# THE TASK
Go through the listing below and gather every line with the word "values".

:: MATERIALS PROVIDED ::

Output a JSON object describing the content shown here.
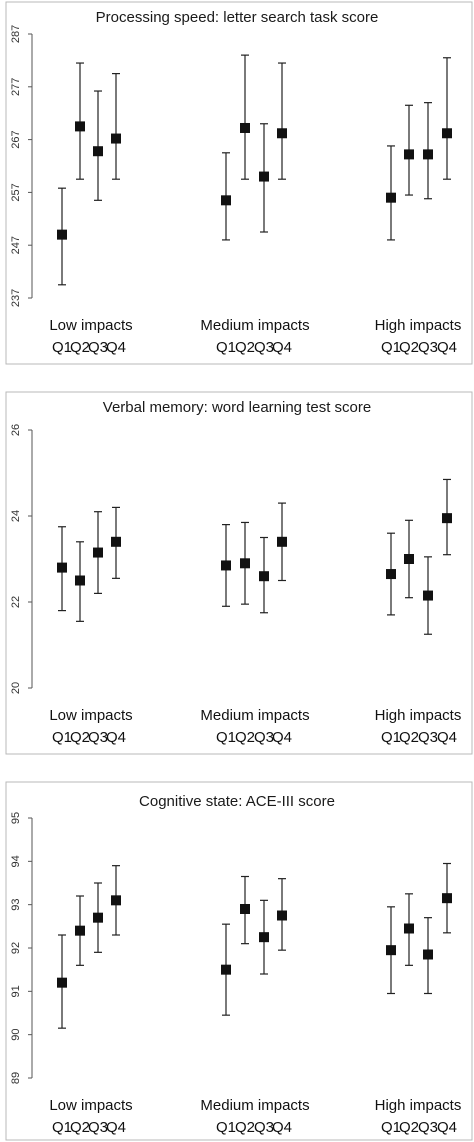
{
  "chart_data": [
    {
      "type": "scatter",
      "title": "Processing speed: letter search task score",
      "ylim": [
        237,
        287
      ],
      "yticks": [
        237,
        247,
        257,
        267,
        277,
        287
      ],
      "groups": [
        "Low impacts",
        "Medium impacts",
        "High impacts"
      ],
      "quartile_labels": [
        "Q1",
        "Q2",
        "Q3",
        "Q4"
      ],
      "points": [
        [
          {
            "y": 249.0,
            "lo": 239.5,
            "hi": 257.8
          },
          {
            "y": 269.5,
            "lo": 259.5,
            "hi": 281.5
          },
          {
            "y": 264.8,
            "lo": 255.5,
            "hi": 276.2
          },
          {
            "y": 267.2,
            "lo": 259.5,
            "hi": 279.5
          }
        ],
        [
          {
            "y": 255.5,
            "lo": 248.0,
            "hi": 264.5
          },
          {
            "y": 269.2,
            "lo": 259.5,
            "hi": 283.0
          },
          {
            "y": 260.0,
            "lo": 249.5,
            "hi": 270.0
          },
          {
            "y": 268.2,
            "lo": 259.5,
            "hi": 281.5
          }
        ],
        [
          {
            "y": 256.0,
            "lo": 248.0,
            "hi": 265.8
          },
          {
            "y": 264.2,
            "lo": 256.5,
            "hi": 273.5
          },
          {
            "y": 264.2,
            "lo": 255.8,
            "hi": 274.0
          },
          {
            "y": 268.2,
            "lo": 259.5,
            "hi": 282.5
          }
        ]
      ]
    },
    {
      "type": "scatter",
      "title": "Verbal memory: word learning test score",
      "ylim": [
        20,
        26
      ],
      "yticks": [
        20,
        22,
        24,
        26
      ],
      "groups": [
        "Low impacts",
        "Medium impacts",
        "High impacts"
      ],
      "quartile_labels": [
        "Q1",
        "Q2",
        "Q3",
        "Q4"
      ],
      "points": [
        [
          {
            "y": 22.8,
            "lo": 21.8,
            "hi": 23.75
          },
          {
            "y": 22.5,
            "lo": 21.55,
            "hi": 23.4
          },
          {
            "y": 23.15,
            "lo": 22.2,
            "hi": 24.1
          },
          {
            "y": 23.4,
            "lo": 22.55,
            "hi": 24.2
          }
        ],
        [
          {
            "y": 22.85,
            "lo": 21.9,
            "hi": 23.8
          },
          {
            "y": 22.9,
            "lo": 21.95,
            "hi": 23.85
          },
          {
            "y": 22.6,
            "lo": 21.75,
            "hi": 23.5
          },
          {
            "y": 23.4,
            "lo": 22.5,
            "hi": 24.3
          }
        ],
        [
          {
            "y": 22.65,
            "lo": 21.7,
            "hi": 23.6
          },
          {
            "y": 23.0,
            "lo": 22.1,
            "hi": 23.9
          },
          {
            "y": 22.15,
            "lo": 21.25,
            "hi": 23.05
          },
          {
            "y": 23.95,
            "lo": 23.1,
            "hi": 24.85
          }
        ]
      ]
    },
    {
      "type": "scatter",
      "title": "Cognitive state: ACE-III score",
      "ylim": [
        89,
        95
      ],
      "yticks": [
        89,
        90,
        91,
        92,
        93,
        94,
        95
      ],
      "groups": [
        "Low impacts",
        "Medium impacts",
        "High impacts"
      ],
      "quartile_labels": [
        "Q1",
        "Q2",
        "Q3",
        "Q4"
      ],
      "points": [
        [
          {
            "y": 91.2,
            "lo": 90.15,
            "hi": 92.3
          },
          {
            "y": 92.4,
            "lo": 91.6,
            "hi": 93.2
          },
          {
            "y": 92.7,
            "lo": 91.9,
            "hi": 93.5
          },
          {
            "y": 93.1,
            "lo": 92.3,
            "hi": 93.9
          }
        ],
        [
          {
            "y": 91.5,
            "lo": 90.45,
            "hi": 92.55
          },
          {
            "y": 92.9,
            "lo": 92.1,
            "hi": 93.65
          },
          {
            "y": 92.25,
            "lo": 91.4,
            "hi": 93.1
          },
          {
            "y": 92.75,
            "lo": 91.95,
            "hi": 93.6
          }
        ],
        [
          {
            "y": 91.95,
            "lo": 90.95,
            "hi": 92.95
          },
          {
            "y": 92.45,
            "lo": 91.6,
            "hi": 93.25
          },
          {
            "y": 91.85,
            "lo": 90.95,
            "hi": 92.7
          },
          {
            "y": 93.15,
            "lo": 92.35,
            "hi": 93.95
          }
        ]
      ]
    }
  ]
}
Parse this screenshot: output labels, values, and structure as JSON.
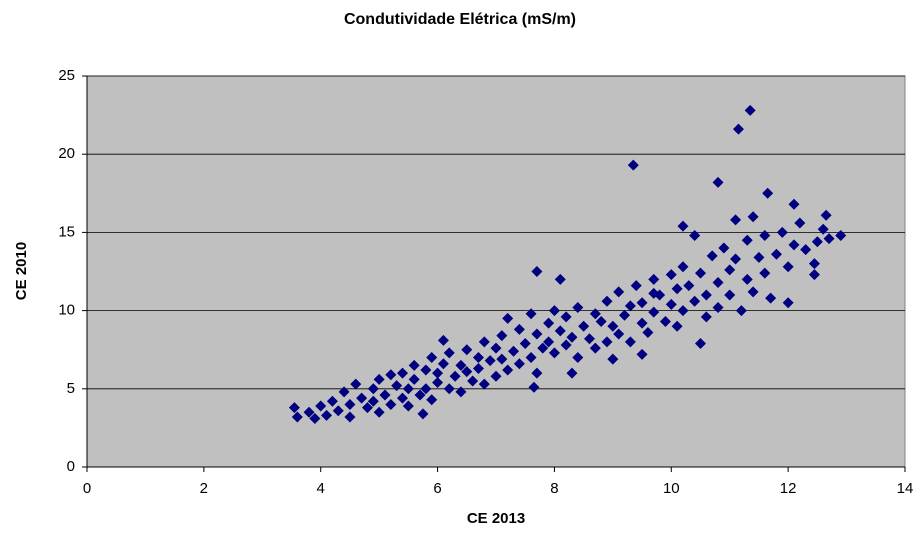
{
  "chart_data": {
    "type": "scatter",
    "title": "Condutividade Elétrica (mS/m)",
    "x_label": "CE 2013",
    "y_label": "CE 2010",
    "color": "#000080",
    "grid": true,
    "xlim": [
      0,
      14
    ],
    "xticks": [
      0,
      2,
      4,
      6,
      8,
      10,
      12,
      14
    ],
    "ylim": [
      0,
      25
    ],
    "yticks": [
      0,
      5,
      10,
      15,
      20,
      25
    ],
    "x": [
      3.6,
      3.8,
      3.9,
      4.0,
      4.1,
      4.2,
      4.3,
      4.4,
      4.5,
      4.5,
      4.6,
      4.7,
      4.8,
      4.9,
      4.9,
      5.0,
      5.0,
      5.1,
      5.2,
      5.2,
      5.3,
      5.4,
      5.4,
      5.5,
      5.5,
      5.6,
      5.6,
      5.7,
      5.8,
      5.8,
      5.9,
      5.9,
      6.0,
      6.0,
      6.1,
      6.1,
      6.2,
      6.2,
      6.3,
      6.4,
      6.4,
      6.5,
      6.5,
      6.6,
      6.7,
      6.7,
      6.8,
      6.8,
      6.9,
      7.0,
      7.0,
      7.1,
      7.1,
      7.2,
      7.2,
      7.3,
      7.4,
      7.4,
      7.5,
      7.6,
      7.6,
      7.7,
      7.7,
      7.8,
      7.9,
      7.9,
      8.0,
      8.0,
      8.1,
      8.2,
      8.2,
      8.3,
      8.4,
      8.4,
      8.5,
      8.6,
      8.7,
      8.7,
      8.8,
      8.9,
      8.9,
      9.0,
      9.0,
      9.1,
      9.1,
      9.2,
      9.3,
      9.3,
      9.4,
      9.5,
      9.5,
      9.6,
      9.7,
      9.7,
      9.8,
      9.9,
      10.0,
      10.0,
      10.1,
      10.1,
      10.2,
      10.2,
      10.3,
      10.4,
      10.4,
      10.5,
      10.6,
      10.6,
      10.7,
      10.8,
      10.8,
      10.9,
      11.0,
      11.0,
      11.1,
      11.1,
      11.2,
      11.3,
      11.3,
      11.4,
      11.4,
      11.5,
      11.6,
      11.6,
      11.7,
      11.8,
      11.9,
      12.0,
      12.0,
      12.1,
      12.2,
      12.3,
      12.5,
      12.6,
      12.7,
      10.2,
      9.7,
      9.35,
      11.15,
      11.35,
      10.8,
      11.65,
      12.1,
      12.65,
      12.9,
      7.7,
      8.1,
      3.55,
      5.75,
      7.65,
      8.3,
      10.5,
      9.5,
      12.45,
      12.45
    ],
    "values": [
      3.2,
      3.5,
      3.1,
      3.9,
      3.3,
      4.2,
      3.6,
      4.8,
      4.0,
      3.2,
      5.3,
      4.4,
      3.8,
      5.0,
      4.2,
      5.6,
      3.5,
      4.6,
      5.9,
      4.0,
      5.2,
      6.0,
      4.4,
      5.0,
      3.9,
      6.5,
      5.6,
      4.6,
      6.2,
      5.0,
      7.0,
      4.3,
      6.0,
      5.4,
      8.1,
      6.6,
      5.0,
      7.3,
      5.8,
      6.5,
      4.8,
      7.5,
      6.1,
      5.5,
      7.0,
      6.3,
      8.0,
      5.3,
      6.8,
      7.6,
      5.8,
      8.4,
      6.9,
      9.5,
      6.2,
      7.4,
      8.8,
      6.6,
      7.9,
      9.8,
      7.0,
      8.5,
      6.0,
      7.6,
      9.2,
      8.0,
      10.0,
      7.3,
      8.7,
      9.6,
      7.8,
      8.3,
      10.2,
      7.0,
      9.0,
      8.2,
      9.8,
      7.6,
      9.3,
      10.6,
      8.0,
      9.0,
      6.9,
      11.2,
      8.5,
      9.7,
      10.3,
      8.0,
      11.6,
      9.2,
      10.5,
      8.6,
      12.0,
      9.9,
      11.0,
      9.3,
      12.3,
      10.4,
      11.4,
      9.0,
      12.8,
      10.0,
      11.6,
      14.8,
      10.6,
      12.4,
      11.0,
      9.6,
      13.5,
      11.8,
      10.2,
      14.0,
      12.6,
      11.0,
      15.8,
      13.3,
      10.0,
      12.0,
      14.5,
      16.0,
      11.2,
      13.4,
      12.4,
      14.8,
      10.8,
      13.6,
      15.0,
      12.8,
      10.5,
      14.2,
      15.6,
      13.9,
      14.4,
      15.2,
      14.6,
      15.4,
      11.1,
      19.3,
      21.6,
      22.8,
      18.2,
      17.5,
      16.8,
      16.1,
      14.8,
      12.5,
      12.0,
      3.8,
      3.4,
      5.1,
      6.0,
      7.9,
      7.2,
      12.3,
      13.0
    ]
  }
}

:::

# EXPECTED ANSWER
Parse this screenshot: output labels, values, and structure as JSON.
    "values": [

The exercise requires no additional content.